◆ TASK STATEMENT
Every entry should be reproduced word for word.

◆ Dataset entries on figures
--------------------------------

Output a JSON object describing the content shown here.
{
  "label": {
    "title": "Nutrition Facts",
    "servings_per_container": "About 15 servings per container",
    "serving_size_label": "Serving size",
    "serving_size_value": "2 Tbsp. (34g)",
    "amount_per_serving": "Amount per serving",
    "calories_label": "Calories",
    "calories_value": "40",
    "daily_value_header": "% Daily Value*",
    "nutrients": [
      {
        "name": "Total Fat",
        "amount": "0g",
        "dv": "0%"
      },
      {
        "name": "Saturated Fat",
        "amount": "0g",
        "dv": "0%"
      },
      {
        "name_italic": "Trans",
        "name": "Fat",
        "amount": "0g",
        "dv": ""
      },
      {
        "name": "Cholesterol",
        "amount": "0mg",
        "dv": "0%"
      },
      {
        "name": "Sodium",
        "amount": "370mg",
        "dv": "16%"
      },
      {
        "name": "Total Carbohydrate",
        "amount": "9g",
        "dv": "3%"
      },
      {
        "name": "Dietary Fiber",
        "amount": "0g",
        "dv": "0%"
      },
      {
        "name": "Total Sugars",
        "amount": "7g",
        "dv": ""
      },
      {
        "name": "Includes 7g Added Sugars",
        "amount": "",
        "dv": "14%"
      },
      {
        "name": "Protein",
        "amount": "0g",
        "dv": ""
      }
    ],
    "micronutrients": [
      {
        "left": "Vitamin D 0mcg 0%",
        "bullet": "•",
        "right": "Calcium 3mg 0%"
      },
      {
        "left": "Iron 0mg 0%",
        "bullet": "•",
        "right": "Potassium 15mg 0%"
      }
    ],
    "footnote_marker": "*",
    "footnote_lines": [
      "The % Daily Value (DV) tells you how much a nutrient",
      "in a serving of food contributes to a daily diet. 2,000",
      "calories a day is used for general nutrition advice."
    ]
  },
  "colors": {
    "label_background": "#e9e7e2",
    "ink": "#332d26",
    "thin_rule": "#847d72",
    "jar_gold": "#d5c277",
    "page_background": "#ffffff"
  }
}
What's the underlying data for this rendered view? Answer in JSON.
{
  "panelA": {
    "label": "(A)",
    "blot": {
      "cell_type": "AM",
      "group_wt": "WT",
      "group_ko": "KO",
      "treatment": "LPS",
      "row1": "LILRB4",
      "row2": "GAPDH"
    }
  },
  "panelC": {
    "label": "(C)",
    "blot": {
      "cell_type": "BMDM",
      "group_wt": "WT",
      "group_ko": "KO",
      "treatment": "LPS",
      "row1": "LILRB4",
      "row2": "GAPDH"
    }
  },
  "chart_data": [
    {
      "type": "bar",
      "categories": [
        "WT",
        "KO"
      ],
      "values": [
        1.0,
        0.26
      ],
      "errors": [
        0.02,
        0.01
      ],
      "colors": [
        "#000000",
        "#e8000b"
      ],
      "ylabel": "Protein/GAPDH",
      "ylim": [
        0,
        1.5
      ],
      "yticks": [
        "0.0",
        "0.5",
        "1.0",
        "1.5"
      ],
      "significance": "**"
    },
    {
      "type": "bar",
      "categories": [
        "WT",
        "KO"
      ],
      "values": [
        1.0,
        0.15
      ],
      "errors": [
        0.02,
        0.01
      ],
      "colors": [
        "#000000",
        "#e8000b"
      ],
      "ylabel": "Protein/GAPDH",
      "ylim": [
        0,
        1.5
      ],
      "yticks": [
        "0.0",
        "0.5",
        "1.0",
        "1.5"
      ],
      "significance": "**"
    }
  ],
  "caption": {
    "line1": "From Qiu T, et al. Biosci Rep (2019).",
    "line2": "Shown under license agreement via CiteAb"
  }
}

--------------------------------

◆ SOLUTION TO THIS PROBLEM
Output a JSON object describing the content shown here.
{
  "label": {
    "title": "Nutrition Facts",
    "servings_per_container": "About 15 servings per container",
    "serving_size_label": "Serving size",
    "serving_size_value": "2 Tbsp. (34g)",
    "amount_per_serving": "Amount per serving",
    "calories_label": "Calories",
    "calories_value": "40",
    "daily_value_header": "% Daily Value*",
    "nutrients": [
      {
        "name": "Total Fat",
        "amount": "0g",
        "dv": "0%"
      },
      {
        "name": "Saturated Fat",
        "amount": "0g",
        "dv": "0%"
      },
      {
        "name_italic": "Trans",
        "name": "Fat",
        "amount": "0g",
        "dv": ""
      },
      {
        "name": "Cholesterol",
        "amount": "0mg",
        "dv": "0%"
      },
      {
        "name": "Sodium",
        "amount": "370mg",
        "dv": "16%"
      },
      {
        "name": "Total Carbohydrate",
        "amount": "9g",
        "dv": "3%"
      },
      {
        "name": "Dietary Fiber",
        "amount": "0g",
        "dv": "0%"
      },
      {
        "name": "Total Sugars",
        "amount": "7g",
        "dv": ""
      },
      {
        "name": "Includes 7g Added Sugars",
        "amount": "",
        "dv": "14%"
      },
      {
        "name": "Protein",
        "amount": "0g",
        "dv": ""
      }
    ],
    "micronutrients": [
      {
        "left": "Vitamin D 0mcg 0%",
        "bullet": "•",
        "right": "Calcium 3mg 0%"
      },
      {
        "left": "Iron 0mg 0%",
        "bullet": "•",
        "right": "Potassium 15mg 0%"
      }
    ],
    "footnote_marker": "*",
    "footnote_lines": [
      "The % Daily Value (DV) tells you how much a nutrient",
      "in a serving of food contributes to a daily diet. 2,000",
      "calories a day is used for general nutrition advice."
    ]
  },
  "colors": {
    "label_background": "#e9e7e2",
    "ink": "#332d26",
    "thin_rule": "#847d72",
    "jar_gold": "#d5c277",
    "page_background": "#ffffff"
  }
}
What's the underlying data for this rendered view? Answer in JSON.
{
  "panelA": {
    "label": "(A)",
    "blot": {
      "cell_type": "AM",
      "group_wt": "WT",
      "group_ko": "KO",
      "treatment": "LPS",
      "row1": "LILRB4",
      "row2": "GAPDH"
    }
  },
  "panelC": {
    "label": "(C)",
    "blot": {
      "cell_type": "BMDM",
      "group_wt": "WT",
      "group_ko": "KO",
      "treatment": "LPS",
      "row1": "LILRB4",
      "row2": "GAPDH"
    }
  },
  "chart_data": [
    {
      "type": "bar",
      "categories": [
        "WT",
        "KO"
      ],
      "values": [
        1.0,
        0.26
      ],
      "errors": [
        0.02,
        0.01
      ],
      "colors": [
        "#000000",
        "#e8000b"
      ],
      "ylabel": "Protein/GAPDH",
      "ylim": [
        0,
        1.5
      ],
      "yticks": [
        "0.0",
        "0.5",
        "1.0",
        "1.5"
      ],
      "significance": "**"
    },
    {
      "type": "bar",
      "categories": [
        "WT",
        "KO"
      ],
      "values": [
        1.0,
        0.15
      ],
      "errors": [
        0.02,
        0.01
      ],
      "colors": [
        "#000000",
        "#e8000b"
      ],
      "ylabel": "Protein/GAPDH",
      "ylim": [
        0,
        1.5
      ],
      "yticks": [
        "0.0",
        "0.5",
        "1.0",
        "1.5"
      ],
      "significance": "**"
    }
  ],
  "caption": {
    "line1": "From Qiu T, et al. Biosci Rep (2019).",
    "line2": "Shown under license agreement via CiteAb"
  }
}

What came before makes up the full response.